**** Information provided
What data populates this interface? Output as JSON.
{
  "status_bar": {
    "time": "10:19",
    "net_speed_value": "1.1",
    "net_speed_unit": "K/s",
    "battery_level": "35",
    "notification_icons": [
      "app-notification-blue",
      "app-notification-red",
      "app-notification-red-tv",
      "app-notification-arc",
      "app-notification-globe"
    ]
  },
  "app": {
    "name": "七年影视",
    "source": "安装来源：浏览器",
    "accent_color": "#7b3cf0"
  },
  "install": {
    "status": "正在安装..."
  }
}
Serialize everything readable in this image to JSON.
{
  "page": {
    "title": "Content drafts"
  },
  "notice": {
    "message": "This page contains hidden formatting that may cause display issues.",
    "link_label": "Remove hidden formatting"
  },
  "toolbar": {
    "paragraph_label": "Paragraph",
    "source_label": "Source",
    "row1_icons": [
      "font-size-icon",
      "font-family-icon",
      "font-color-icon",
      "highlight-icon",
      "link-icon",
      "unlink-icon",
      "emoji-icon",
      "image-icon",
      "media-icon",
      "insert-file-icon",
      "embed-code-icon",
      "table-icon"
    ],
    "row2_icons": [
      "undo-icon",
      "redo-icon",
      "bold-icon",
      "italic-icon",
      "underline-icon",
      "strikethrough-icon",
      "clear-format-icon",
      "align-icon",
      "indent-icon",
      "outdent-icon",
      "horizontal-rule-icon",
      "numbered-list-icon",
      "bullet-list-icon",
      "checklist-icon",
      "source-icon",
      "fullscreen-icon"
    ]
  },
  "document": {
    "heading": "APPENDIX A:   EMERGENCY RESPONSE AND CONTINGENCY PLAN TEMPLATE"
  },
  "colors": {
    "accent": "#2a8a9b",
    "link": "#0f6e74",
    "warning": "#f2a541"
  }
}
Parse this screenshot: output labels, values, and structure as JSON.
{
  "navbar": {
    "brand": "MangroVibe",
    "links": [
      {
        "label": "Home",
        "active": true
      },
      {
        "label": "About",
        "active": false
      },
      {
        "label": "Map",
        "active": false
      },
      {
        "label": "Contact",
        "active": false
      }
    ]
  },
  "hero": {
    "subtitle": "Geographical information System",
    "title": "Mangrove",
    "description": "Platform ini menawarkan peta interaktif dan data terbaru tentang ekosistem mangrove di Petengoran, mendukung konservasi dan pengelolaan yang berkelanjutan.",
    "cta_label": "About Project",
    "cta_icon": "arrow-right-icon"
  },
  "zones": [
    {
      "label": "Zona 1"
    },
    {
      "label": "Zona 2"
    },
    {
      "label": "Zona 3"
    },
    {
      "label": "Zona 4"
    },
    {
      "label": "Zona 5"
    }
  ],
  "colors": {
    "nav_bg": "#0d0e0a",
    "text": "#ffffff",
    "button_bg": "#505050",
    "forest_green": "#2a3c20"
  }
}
********
Above are the records. Copy every line in them holding "font".

## Full output
      "font-size-icon",
      "font-family-icon",
      "font-color-icon",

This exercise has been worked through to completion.